=== Source material ===
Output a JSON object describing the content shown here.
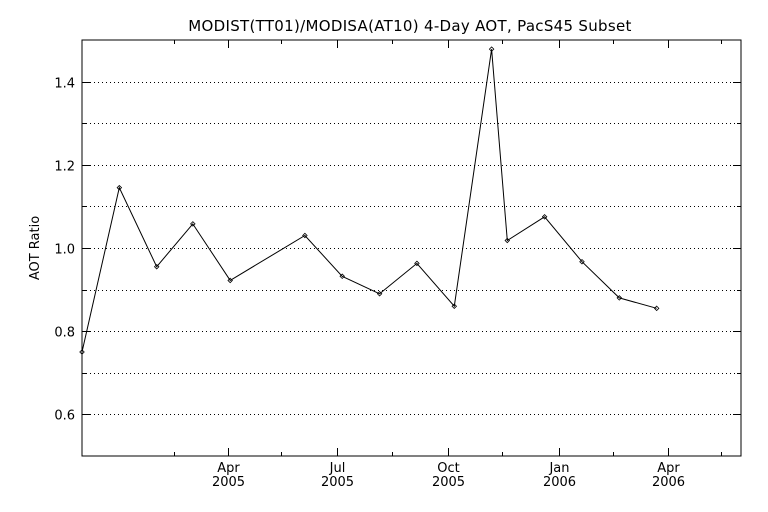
{
  "chart_data": {
    "type": "line",
    "title": "MODIST(TT01)/MODISA(AT10) 4-Day AOT, PacS45 Subset",
    "xlabel": "",
    "ylabel": "AOT Ratio",
    "xlim": [
      "2004-12-01",
      "2006-06-01"
    ],
    "ylim": [
      0.5,
      1.5
    ],
    "yticks": [
      0.6,
      0.8,
      1.0,
      1.2,
      1.4
    ],
    "ytick_labels": [
      "0.6",
      "0.8",
      "1.0",
      "1.2",
      "1.4"
    ],
    "ygrid": [
      0.6,
      0.7,
      0.8,
      0.9,
      1.0,
      1.1,
      1.2,
      1.3,
      1.4
    ],
    "grid": "horizontal dotted",
    "xticks": [
      {
        "date": "2005-04-01",
        "label": "Apr",
        "year": "2005"
      },
      {
        "date": "2005-07-01",
        "label": "Jul",
        "year": "2005"
      },
      {
        "date": "2005-10-01",
        "label": "Oct",
        "year": "2005"
      },
      {
        "date": "2006-01-01",
        "label": "Jan",
        "year": "2006"
      },
      {
        "date": "2006-04-01",
        "label": "Apr",
        "year": "2006"
      }
    ],
    "xminor": [
      "2005-02-15",
      "2005-05-15",
      "2005-08-15",
      "2005-11-15",
      "2006-02-15",
      "2006-05-15"
    ],
    "series": [
      {
        "color": "#000000",
        "marker": "diamond",
        "points": [
          {
            "x": "2004-12-01",
            "y": 0.75
          },
          {
            "x": "2005-01-01",
            "y": 1.145
          },
          {
            "x": "2005-02-01",
            "y": 0.955
          },
          {
            "x": "2005-03-03",
            "y": 1.058
          },
          {
            "x": "2005-04-03",
            "y": 0.922
          },
          {
            "x": "2005-06-04",
            "y": 1.03
          },
          {
            "x": "2005-07-05",
            "y": 0.932
          },
          {
            "x": "2005-08-05",
            "y": 0.89
          },
          {
            "x": "2005-09-05",
            "y": 0.963
          },
          {
            "x": "2005-10-06",
            "y": 0.86
          },
          {
            "x": "2005-11-06",
            "y": 1.478
          },
          {
            "x": "2005-11-19",
            "y": 1.018
          },
          {
            "x": "2005-12-20",
            "y": 1.075
          },
          {
            "x": "2006-01-20",
            "y": 0.967
          },
          {
            "x": "2006-02-20",
            "y": 0.88
          },
          {
            "x": "2006-03-23",
            "y": 0.855
          }
        ]
      }
    ]
  }
}
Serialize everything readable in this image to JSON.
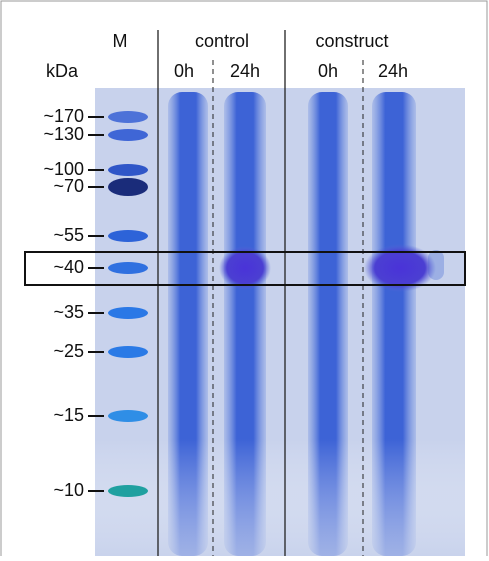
{
  "header": {
    "marker_lane": "M",
    "groups": [
      "control",
      "construct"
    ],
    "unit": "kDa",
    "lanes": [
      "0h",
      "24h",
      "0h",
      "24h"
    ]
  },
  "markers": [
    "~170",
    "~130",
    "~100",
    "~70",
    "~55",
    "~40",
    "~35",
    "~25",
    "~15",
    "~10"
  ]
}
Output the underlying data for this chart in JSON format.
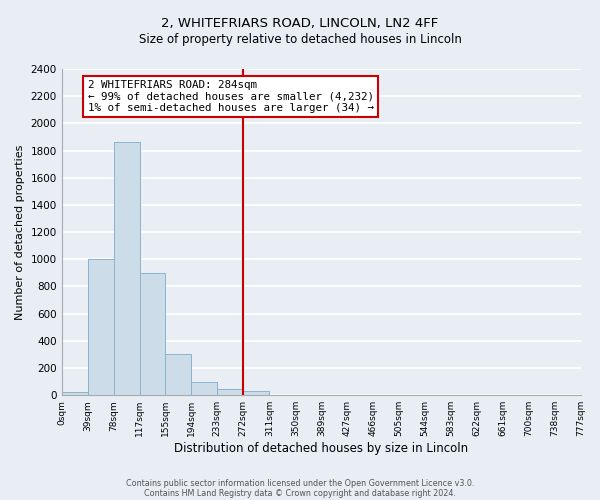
{
  "title": "2, WHITEFRIARS ROAD, LINCOLN, LN2 4FF",
  "subtitle": "Size of property relative to detached houses in Lincoln",
  "xlabel": "Distribution of detached houses by size in Lincoln",
  "ylabel": "Number of detached properties",
  "bin_edges": [
    0,
    39,
    78,
    117,
    155,
    194,
    233,
    272,
    311,
    350,
    389,
    427,
    466,
    505,
    544,
    583,
    622,
    661,
    700,
    738,
    777
  ],
  "bin_counts": [
    20,
    1000,
    1860,
    900,
    300,
    100,
    45,
    30,
    0,
    0,
    0,
    0,
    0,
    0,
    0,
    0,
    0,
    0,
    0,
    0
  ],
  "bar_color": "#ccdce8",
  "bar_edge_color": "#8ab4cc",
  "property_line_x": 272,
  "property_line_color": "#cc0000",
  "annotation_line1": "2 WHITEFRIARS ROAD: 284sqm",
  "annotation_line2": "← 99% of detached houses are smaller (4,232)",
  "annotation_line3": "1% of semi-detached houses are larger (34) →",
  "annotation_box_color": "#ffffff",
  "annotation_box_edge_color": "#cc0000",
  "ylim": [
    0,
    2400
  ],
  "yticks": [
    0,
    200,
    400,
    600,
    800,
    1000,
    1200,
    1400,
    1600,
    1800,
    2000,
    2200,
    2400
  ],
  "tick_labels": [
    "0sqm",
    "39sqm",
    "78sqm",
    "117sqm",
    "155sqm",
    "194sqm",
    "233sqm",
    "272sqm",
    "311sqm",
    "350sqm",
    "389sqm",
    "427sqm",
    "466sqm",
    "505sqm",
    "544sqm",
    "583sqm",
    "622sqm",
    "661sqm",
    "700sqm",
    "738sqm",
    "777sqm"
  ],
  "footer_line1": "Contains HM Land Registry data © Crown copyright and database right 2024.",
  "footer_line2": "Contains public sector information licensed under the Open Government Licence v3.0.",
  "background_color": "#e8eef4",
  "plot_bg_color": "#e8eef4",
  "grid_color": "#ffffff",
  "title_fontsize": 9.5,
  "subtitle_fontsize": 8.5
}
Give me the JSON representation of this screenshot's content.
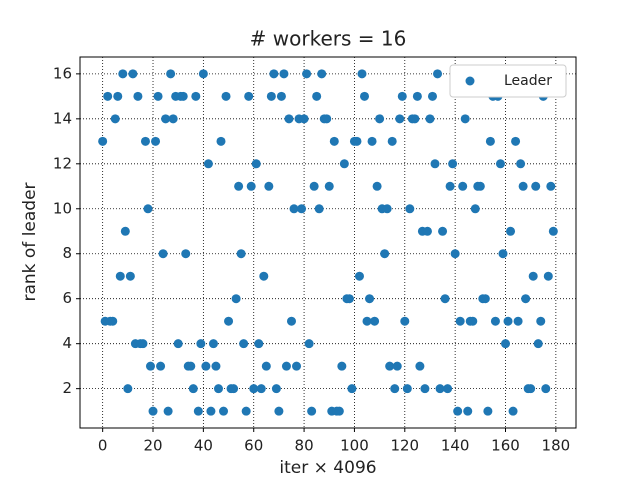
{
  "chart_data": {
    "type": "scatter",
    "title": "# workers = 16",
    "xlabel": "iter × 4096",
    "ylabel": "rank of leader",
    "x": [
      0,
      1,
      2,
      3,
      4,
      5,
      6,
      7,
      8,
      9,
      10,
      11,
      12,
      13,
      14,
      15,
      16,
      17,
      18,
      19,
      20,
      21,
      22,
      23,
      24,
      25,
      26,
      27,
      28,
      29,
      30,
      31,
      32,
      33,
      34,
      35,
      36,
      37,
      38,
      39,
      40,
      41,
      42,
      43,
      44,
      45,
      46,
      47,
      48,
      49,
      50,
      51,
      52,
      53,
      54,
      55,
      56,
      57,
      58,
      59,
      60,
      61,
      62,
      63,
      64,
      65,
      66,
      67,
      68,
      69,
      70,
      71,
      72,
      73,
      74,
      75,
      76,
      77,
      78,
      79,
      80,
      81,
      82,
      83,
      84,
      85,
      86,
      87,
      88,
      89,
      90,
      91,
      92,
      93,
      94,
      95,
      96,
      97,
      98,
      99,
      100,
      101,
      102,
      103,
      104,
      105,
      106,
      107,
      108,
      109,
      110,
      111,
      112,
      113,
      114,
      115,
      116,
      117,
      118,
      119,
      120,
      121,
      122,
      123,
      124,
      125,
      126,
      127,
      128,
      129,
      130,
      131,
      132,
      133,
      134,
      135,
      136,
      137,
      138,
      139,
      140,
      141,
      142,
      143,
      144,
      145,
      146,
      147,
      148,
      149,
      150,
      151,
      152,
      153,
      154,
      155,
      156,
      157,
      158,
      159,
      160,
      161,
      162,
      163,
      164,
      165,
      166,
      167,
      168,
      169,
      170,
      171,
      172,
      173,
      174,
      175,
      176,
      177,
      178,
      179
    ],
    "series": [
      {
        "name": "Leader",
        "color": "#1f77b4",
        "values": [
          13,
          5,
          15,
          5,
          5,
          14,
          15,
          7,
          16,
          9,
          2,
          7,
          16,
          4,
          15,
          4,
          4,
          13,
          10,
          3,
          1,
          13,
          15,
          3,
          8,
          14,
          1,
          16,
          14,
          15,
          4,
          15,
          15,
          8,
          3,
          3,
          2,
          15,
          1,
          4,
          16,
          3,
          12,
          1,
          4,
          3,
          2,
          13,
          1,
          15,
          5,
          2,
          2,
          6,
          11,
          8,
          4,
          1,
          15,
          11,
          2,
          12,
          4,
          2,
          7,
          3,
          11,
          15,
          16,
          2,
          1,
          15,
          16,
          3,
          14,
          5,
          10,
          3,
          14,
          10,
          14,
          16,
          4,
          1,
          11,
          15,
          10,
          16,
          14,
          14,
          11,
          1,
          13,
          1,
          1,
          3,
          12,
          6,
          6,
          2,
          13,
          13,
          7,
          16,
          15,
          5,
          6,
          13,
          5,
          11,
          14,
          10,
          8,
          10,
          3,
          13,
          2,
          3,
          14,
          15,
          5,
          2,
          10,
          14,
          14,
          15,
          3,
          9,
          2,
          9,
          14,
          15,
          12,
          16,
          2,
          9,
          6,
          2,
          11,
          12,
          8,
          1,
          5,
          11,
          14,
          1,
          5,
          5,
          10,
          11,
          11,
          6,
          6,
          1,
          13,
          15,
          5,
          15,
          12,
          8,
          4,
          5,
          9,
          1,
          13,
          5,
          12,
          11,
          6,
          2,
          2,
          7,
          11,
          4,
          5,
          15,
          2,
          7,
          11,
          9
        ]
      }
    ],
    "xlim": [
      -9,
      188
    ],
    "ylim": [
      0.25,
      16.75
    ],
    "xticks": [
      0,
      20,
      40,
      60,
      80,
      100,
      120,
      140,
      160,
      180
    ],
    "yticks": [
      2,
      4,
      6,
      8,
      10,
      12,
      14,
      16
    ],
    "grid": true,
    "legend": "upper right"
  }
}
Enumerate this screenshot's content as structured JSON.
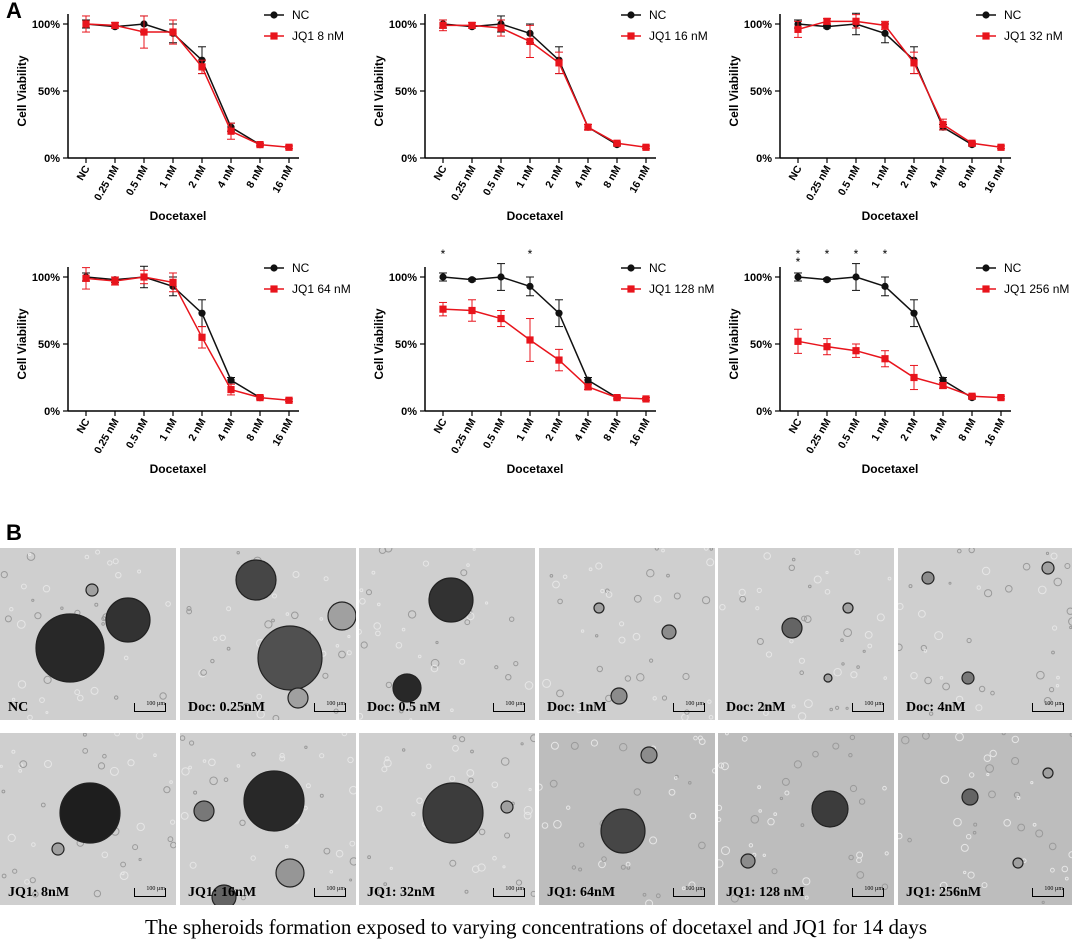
{
  "panel_labels": {
    "a": "A",
    "b": "B"
  },
  "caption": "The spheroids formation exposed to varying concentrations of docetaxel and JQ1 for 14 days",
  "colors": {
    "nc": "#111111",
    "jq1": "#e8141c"
  },
  "chart_data": [
    {
      "type": "line",
      "categories": [
        "NC",
        "0.25 nM",
        "0.5 nM",
        "1 nM",
        "2 nM",
        "4 nM",
        "8 nM",
        "16 nM"
      ],
      "xlabel": "Docetaxel",
      "ylabel": "Cell Viability",
      "yticks": [
        "0%",
        "50%",
        "100%"
      ],
      "ylim": [
        0,
        115
      ],
      "legend_position": "top-right",
      "series": [
        {
          "name": "NC",
          "values": [
            100,
            98,
            100,
            93,
            73,
            23,
            10,
            null
          ],
          "errors": [
            3,
            1,
            6,
            7,
            10,
            3,
            1,
            0
          ]
        },
        {
          "name": "JQ1 8 nM",
          "values": [
            100,
            99,
            94,
            94,
            68,
            20,
            10,
            8
          ],
          "errors": [
            6,
            2,
            12,
            9,
            5,
            6,
            1,
            1
          ]
        }
      ],
      "significance": [
        "",
        "",
        "",
        "",
        "",
        "",
        "",
        ""
      ]
    },
    {
      "type": "line",
      "categories": [
        "NC",
        "0.25 nM",
        "0.5 nM",
        "1 nM",
        "2 nM",
        "4 nM",
        "8 nM",
        "16 nM"
      ],
      "xlabel": "Docetaxel",
      "ylabel": "Cell Viability",
      "yticks": [
        "0%",
        "50%",
        "100%"
      ],
      "ylim": [
        0,
        115
      ],
      "legend_position": "top-right",
      "series": [
        {
          "name": "NC",
          "values": [
            100,
            98,
            100,
            93,
            73,
            23,
            10,
            null
          ],
          "errors": [
            3,
            1,
            6,
            7,
            10,
            2,
            1,
            0
          ]
        },
        {
          "name": "JQ1 16 nM",
          "values": [
            99,
            99,
            97,
            87,
            71,
            23,
            11,
            8
          ],
          "errors": [
            4,
            2,
            6,
            12,
            8,
            2,
            1,
            1
          ]
        }
      ],
      "significance": [
        "",
        "",
        "",
        "",
        "",
        "",
        "",
        ""
      ]
    },
    {
      "type": "line",
      "categories": [
        "NC",
        "0.25 nM",
        "0.5 nM",
        "1 nM",
        "2 nM",
        "4 nM",
        "8 nM",
        "16 nM"
      ],
      "xlabel": "Docetaxel",
      "ylabel": "Cell Viability",
      "yticks": [
        "0%",
        "50%",
        "100%"
      ],
      "ylim": [
        0,
        115
      ],
      "legend_position": "top-right",
      "series": [
        {
          "name": "NC",
          "values": [
            100,
            98,
            100,
            93,
            73,
            23,
            10,
            null
          ],
          "errors": [
            3,
            1,
            8,
            7,
            10,
            2,
            1,
            0
          ]
        },
        {
          "name": "JQ1 32 nM",
          "values": [
            96,
            102,
            102,
            99,
            71,
            25,
            11,
            8
          ],
          "errors": [
            6,
            2,
            5,
            3,
            8,
            4,
            1,
            1
          ]
        }
      ],
      "significance": [
        "",
        "",
        "",
        "",
        "",
        "",
        "",
        ""
      ]
    },
    {
      "type": "line",
      "categories": [
        "NC",
        "0.25 nM",
        "0.5 nM",
        "1 nM",
        "2 nM",
        "4 nM",
        "8 nM",
        "16 nM"
      ],
      "xlabel": "Docetaxel",
      "ylabel": "Cell Viability",
      "yticks": [
        "0%",
        "50%",
        "100%"
      ],
      "ylim": [
        0,
        115
      ],
      "legend_position": "top-right",
      "series": [
        {
          "name": "NC",
          "values": [
            100,
            98,
            100,
            93,
            73,
            23,
            10,
            null
          ],
          "errors": [
            3,
            2,
            8,
            7,
            10,
            2,
            1,
            0
          ]
        },
        {
          "name": "JQ1 64 nM",
          "values": [
            99,
            97,
            100,
            96,
            55,
            16,
            10,
            8
          ],
          "errors": [
            8,
            3,
            5,
            7,
            8,
            4,
            1,
            1
          ]
        }
      ],
      "significance": [
        "",
        "",
        "",
        "",
        "",
        "",
        "",
        ""
      ]
    },
    {
      "type": "line",
      "categories": [
        "NC",
        "0.25 nM",
        "0.5 nM",
        "1 nM",
        "2 nM",
        "4 nM",
        "8 nM",
        "16 nM"
      ],
      "xlabel": "Docetaxel",
      "ylabel": "Cell Viability",
      "yticks": [
        "0%",
        "50%",
        "100%"
      ],
      "ylim": [
        0,
        115
      ],
      "legend_position": "top-right",
      "series": [
        {
          "name": "NC",
          "values": [
            100,
            98,
            100,
            93,
            73,
            23,
            10,
            null
          ],
          "errors": [
            3,
            1,
            10,
            7,
            10,
            2,
            1,
            0
          ]
        },
        {
          "name": "JQ1 128 nM",
          "values": [
            76,
            75,
            69,
            53,
            38,
            18,
            10,
            9
          ],
          "errors": [
            5,
            8,
            6,
            16,
            8,
            2,
            1,
            1
          ]
        }
      ],
      "significance": [
        "*",
        "",
        "",
        "*",
        "",
        "",
        "",
        ""
      ]
    },
    {
      "type": "line",
      "categories": [
        "NC",
        "0.25 nM",
        "0.5 nM",
        "1 nM",
        "2 nM",
        "4 nM",
        "8 nM",
        "16 nM"
      ],
      "xlabel": "Docetaxel",
      "ylabel": "Cell Viability",
      "yticks": [
        "0%",
        "50%",
        "100%"
      ],
      "ylim": [
        0,
        115
      ],
      "legend_position": "top-right",
      "series": [
        {
          "name": "NC",
          "values": [
            100,
            98,
            100,
            93,
            73,
            23,
            10,
            null
          ],
          "errors": [
            3,
            1,
            10,
            7,
            10,
            2,
            1,
            0
          ]
        },
        {
          "name": "JQ1 256 nM",
          "values": [
            52,
            48,
            45,
            39,
            25,
            19,
            11,
            10
          ],
          "errors": [
            9,
            6,
            5,
            6,
            9,
            2,
            1,
            1
          ]
        }
      ],
      "significance": [
        "**",
        "*",
        "*",
        "*",
        "",
        "",
        "",
        ""
      ]
    }
  ],
  "spheroid_images": {
    "top_row": [
      {
        "label": "NC",
        "scale": "100 µm"
      },
      {
        "label": "Doc: 0.25nM",
        "scale": "100 µm"
      },
      {
        "label": "Doc: 0.5 nM",
        "scale": "100 µm"
      },
      {
        "label": "Doc: 1nM",
        "scale": "100 µm"
      },
      {
        "label": "Doc: 2nM",
        "scale": "100 µm"
      },
      {
        "label": "Doc: 4nM",
        "scale": "100 µm"
      }
    ],
    "bottom_row": [
      {
        "label": "JQ1: 8nM",
        "scale": "100 µm"
      },
      {
        "label": "JQ1: 16nM",
        "scale": "100 µm"
      },
      {
        "label": "JQ1: 32nM",
        "scale": "100 µm"
      },
      {
        "label": "JQ1: 64nM",
        "scale": "100 µm"
      },
      {
        "label": "JQ1: 128 nM",
        "scale": "100 µm"
      },
      {
        "label": "JQ1: 256nM",
        "scale": "100 µm"
      }
    ]
  }
}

=== Directions ===
Among these entries, how many lines include the string "content"? Reply with the number by itself.

=== Worked solution ===
3